=== WHAT IS BEING ASKED ===
Quote, word for word, the part of the entries below that opens with the line containing "List UI elements" and closes with the line containing "lantern-icon [201, 19, 230, 52]". Include both of those lines and nothing else.

=== PROVIDED ENTRIES ===
────
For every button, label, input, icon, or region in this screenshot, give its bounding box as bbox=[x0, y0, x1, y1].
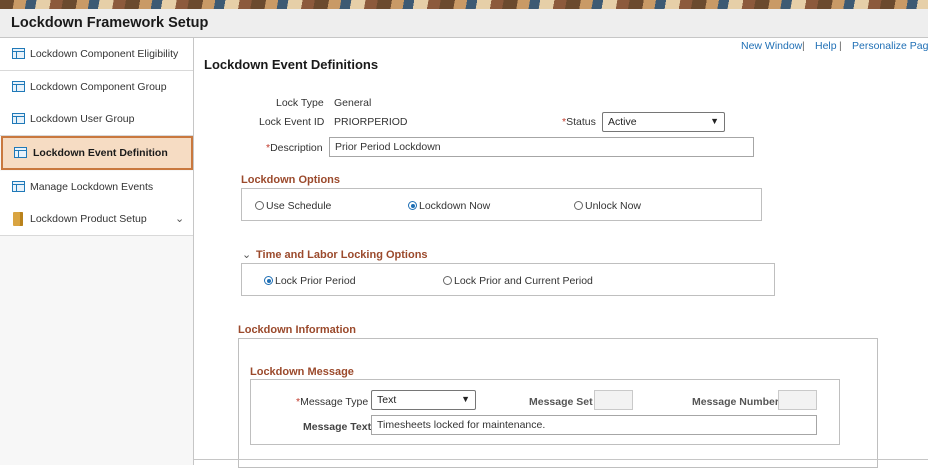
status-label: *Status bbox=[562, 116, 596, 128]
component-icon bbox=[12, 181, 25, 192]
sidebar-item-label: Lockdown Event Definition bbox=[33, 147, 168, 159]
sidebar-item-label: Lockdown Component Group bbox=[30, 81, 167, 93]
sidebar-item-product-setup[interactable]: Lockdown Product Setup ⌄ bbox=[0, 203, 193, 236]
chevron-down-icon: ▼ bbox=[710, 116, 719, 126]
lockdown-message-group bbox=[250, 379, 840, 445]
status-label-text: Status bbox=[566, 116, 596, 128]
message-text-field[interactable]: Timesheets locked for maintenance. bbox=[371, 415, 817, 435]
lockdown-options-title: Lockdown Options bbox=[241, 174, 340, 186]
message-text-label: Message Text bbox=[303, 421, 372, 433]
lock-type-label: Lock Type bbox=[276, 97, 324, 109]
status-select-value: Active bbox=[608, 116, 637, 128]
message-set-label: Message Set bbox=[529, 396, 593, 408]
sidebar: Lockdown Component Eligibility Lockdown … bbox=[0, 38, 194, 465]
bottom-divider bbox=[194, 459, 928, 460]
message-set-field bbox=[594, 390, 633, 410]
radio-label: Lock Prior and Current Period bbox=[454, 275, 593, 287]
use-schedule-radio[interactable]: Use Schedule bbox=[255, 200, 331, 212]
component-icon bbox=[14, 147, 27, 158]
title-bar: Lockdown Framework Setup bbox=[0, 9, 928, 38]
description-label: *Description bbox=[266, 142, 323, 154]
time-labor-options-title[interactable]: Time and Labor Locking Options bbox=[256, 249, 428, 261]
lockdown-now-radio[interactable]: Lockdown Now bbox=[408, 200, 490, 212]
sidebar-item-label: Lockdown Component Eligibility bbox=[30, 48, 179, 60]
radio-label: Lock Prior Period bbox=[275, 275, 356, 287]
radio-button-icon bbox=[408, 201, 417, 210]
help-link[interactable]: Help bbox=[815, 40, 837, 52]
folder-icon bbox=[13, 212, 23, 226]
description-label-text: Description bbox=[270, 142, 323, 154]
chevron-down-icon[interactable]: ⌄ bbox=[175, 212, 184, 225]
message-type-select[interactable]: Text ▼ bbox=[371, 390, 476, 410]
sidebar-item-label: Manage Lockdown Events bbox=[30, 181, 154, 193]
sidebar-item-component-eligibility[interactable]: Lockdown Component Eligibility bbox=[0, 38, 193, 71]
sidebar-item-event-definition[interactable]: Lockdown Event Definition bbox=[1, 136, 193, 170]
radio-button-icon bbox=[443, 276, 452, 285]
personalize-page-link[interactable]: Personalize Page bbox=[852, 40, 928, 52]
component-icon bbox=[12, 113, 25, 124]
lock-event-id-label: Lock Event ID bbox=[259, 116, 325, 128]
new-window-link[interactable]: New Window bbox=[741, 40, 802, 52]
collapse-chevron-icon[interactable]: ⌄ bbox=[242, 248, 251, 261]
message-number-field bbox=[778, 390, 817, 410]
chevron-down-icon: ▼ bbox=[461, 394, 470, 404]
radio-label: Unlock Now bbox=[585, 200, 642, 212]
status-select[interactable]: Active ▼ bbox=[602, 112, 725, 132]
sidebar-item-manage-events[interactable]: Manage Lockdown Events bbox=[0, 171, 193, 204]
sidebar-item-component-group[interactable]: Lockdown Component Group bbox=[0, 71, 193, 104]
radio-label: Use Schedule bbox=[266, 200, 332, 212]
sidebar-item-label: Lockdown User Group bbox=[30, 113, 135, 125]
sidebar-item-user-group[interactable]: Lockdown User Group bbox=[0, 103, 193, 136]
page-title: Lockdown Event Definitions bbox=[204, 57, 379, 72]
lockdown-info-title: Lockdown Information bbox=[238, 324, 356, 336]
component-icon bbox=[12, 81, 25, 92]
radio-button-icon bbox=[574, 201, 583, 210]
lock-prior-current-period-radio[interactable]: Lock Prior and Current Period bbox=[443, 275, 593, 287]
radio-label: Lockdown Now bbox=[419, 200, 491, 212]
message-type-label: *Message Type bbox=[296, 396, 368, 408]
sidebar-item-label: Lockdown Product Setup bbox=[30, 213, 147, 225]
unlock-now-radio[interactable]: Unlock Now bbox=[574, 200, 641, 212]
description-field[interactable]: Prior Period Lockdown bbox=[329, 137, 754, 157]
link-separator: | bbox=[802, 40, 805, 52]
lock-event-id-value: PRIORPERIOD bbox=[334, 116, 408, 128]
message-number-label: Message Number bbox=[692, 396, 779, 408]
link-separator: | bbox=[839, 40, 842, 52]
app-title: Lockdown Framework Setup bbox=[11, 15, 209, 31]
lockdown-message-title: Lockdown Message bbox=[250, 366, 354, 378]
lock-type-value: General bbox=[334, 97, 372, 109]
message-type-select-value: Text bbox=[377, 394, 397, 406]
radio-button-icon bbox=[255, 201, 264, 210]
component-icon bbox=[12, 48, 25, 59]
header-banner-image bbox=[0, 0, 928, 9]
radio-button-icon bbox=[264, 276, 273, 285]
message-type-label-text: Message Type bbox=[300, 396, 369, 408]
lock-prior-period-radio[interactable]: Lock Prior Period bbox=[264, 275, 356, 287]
────
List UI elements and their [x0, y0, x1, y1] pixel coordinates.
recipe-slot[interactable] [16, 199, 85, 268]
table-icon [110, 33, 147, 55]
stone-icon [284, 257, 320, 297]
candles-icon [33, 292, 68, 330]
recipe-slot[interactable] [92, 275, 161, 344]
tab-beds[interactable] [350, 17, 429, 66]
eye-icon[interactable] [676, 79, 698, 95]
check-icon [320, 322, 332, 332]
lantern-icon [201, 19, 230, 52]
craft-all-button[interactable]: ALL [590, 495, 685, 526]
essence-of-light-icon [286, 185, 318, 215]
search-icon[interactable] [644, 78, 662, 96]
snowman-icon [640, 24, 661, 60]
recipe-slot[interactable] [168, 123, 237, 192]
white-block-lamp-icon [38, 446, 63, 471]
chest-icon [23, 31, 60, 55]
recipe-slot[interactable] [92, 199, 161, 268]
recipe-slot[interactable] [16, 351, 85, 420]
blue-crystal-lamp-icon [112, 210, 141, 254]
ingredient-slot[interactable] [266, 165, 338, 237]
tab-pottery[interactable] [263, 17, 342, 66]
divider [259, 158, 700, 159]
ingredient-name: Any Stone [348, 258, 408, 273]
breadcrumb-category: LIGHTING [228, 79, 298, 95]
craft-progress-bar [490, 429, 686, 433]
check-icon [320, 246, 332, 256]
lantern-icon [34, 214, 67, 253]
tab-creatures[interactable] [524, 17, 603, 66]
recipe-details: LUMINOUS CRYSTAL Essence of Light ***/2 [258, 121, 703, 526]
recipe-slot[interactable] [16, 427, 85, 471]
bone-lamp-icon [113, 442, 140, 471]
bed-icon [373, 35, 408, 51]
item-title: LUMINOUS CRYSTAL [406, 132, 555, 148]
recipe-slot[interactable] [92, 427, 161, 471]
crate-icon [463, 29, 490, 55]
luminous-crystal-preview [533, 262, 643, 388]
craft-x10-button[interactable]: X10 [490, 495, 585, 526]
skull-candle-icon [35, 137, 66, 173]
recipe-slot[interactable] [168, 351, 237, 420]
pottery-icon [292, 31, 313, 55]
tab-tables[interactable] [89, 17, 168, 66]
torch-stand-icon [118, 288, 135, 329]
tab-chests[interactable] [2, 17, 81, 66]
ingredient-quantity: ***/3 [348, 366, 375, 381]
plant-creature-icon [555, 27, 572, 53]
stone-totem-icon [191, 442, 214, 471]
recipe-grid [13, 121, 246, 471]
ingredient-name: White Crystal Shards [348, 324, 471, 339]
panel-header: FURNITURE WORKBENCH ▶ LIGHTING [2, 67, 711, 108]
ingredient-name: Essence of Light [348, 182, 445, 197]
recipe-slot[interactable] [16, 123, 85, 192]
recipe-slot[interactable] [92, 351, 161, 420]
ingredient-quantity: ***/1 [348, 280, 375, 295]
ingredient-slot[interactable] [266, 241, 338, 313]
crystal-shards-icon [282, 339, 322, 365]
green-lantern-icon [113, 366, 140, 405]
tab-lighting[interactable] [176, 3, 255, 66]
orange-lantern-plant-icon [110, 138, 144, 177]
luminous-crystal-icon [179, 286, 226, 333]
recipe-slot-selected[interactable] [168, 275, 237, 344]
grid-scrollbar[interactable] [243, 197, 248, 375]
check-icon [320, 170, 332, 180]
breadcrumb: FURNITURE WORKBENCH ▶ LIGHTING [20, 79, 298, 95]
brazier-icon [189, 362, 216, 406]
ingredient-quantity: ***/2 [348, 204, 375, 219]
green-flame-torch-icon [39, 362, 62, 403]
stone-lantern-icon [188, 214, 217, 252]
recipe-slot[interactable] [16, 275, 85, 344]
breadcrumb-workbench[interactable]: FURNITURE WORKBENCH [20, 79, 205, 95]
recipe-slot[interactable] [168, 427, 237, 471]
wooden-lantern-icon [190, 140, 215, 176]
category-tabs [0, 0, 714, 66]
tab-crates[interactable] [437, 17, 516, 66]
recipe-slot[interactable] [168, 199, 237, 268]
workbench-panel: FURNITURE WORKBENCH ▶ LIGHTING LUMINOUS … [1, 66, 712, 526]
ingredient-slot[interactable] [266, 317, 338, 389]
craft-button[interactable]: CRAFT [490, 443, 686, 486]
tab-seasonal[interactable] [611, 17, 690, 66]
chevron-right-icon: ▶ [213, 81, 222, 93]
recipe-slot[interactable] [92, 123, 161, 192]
────
=== THE COMPLETED TASK ===
List UI elements and their [x0, y0, x1, y1] pixel coordinates.
recipe-slot[interactable] [16, 199, 85, 268]
table-icon [110, 33, 147, 55]
stone-icon [284, 257, 320, 297]
candles-icon [33, 292, 68, 330]
recipe-slot[interactable] [92, 275, 161, 344]
tab-beds[interactable] [350, 17, 429, 66]
eye-icon[interactable] [676, 79, 698, 95]
check-icon [320, 322, 332, 332]
lantern-icon [201, 19, 230, 52]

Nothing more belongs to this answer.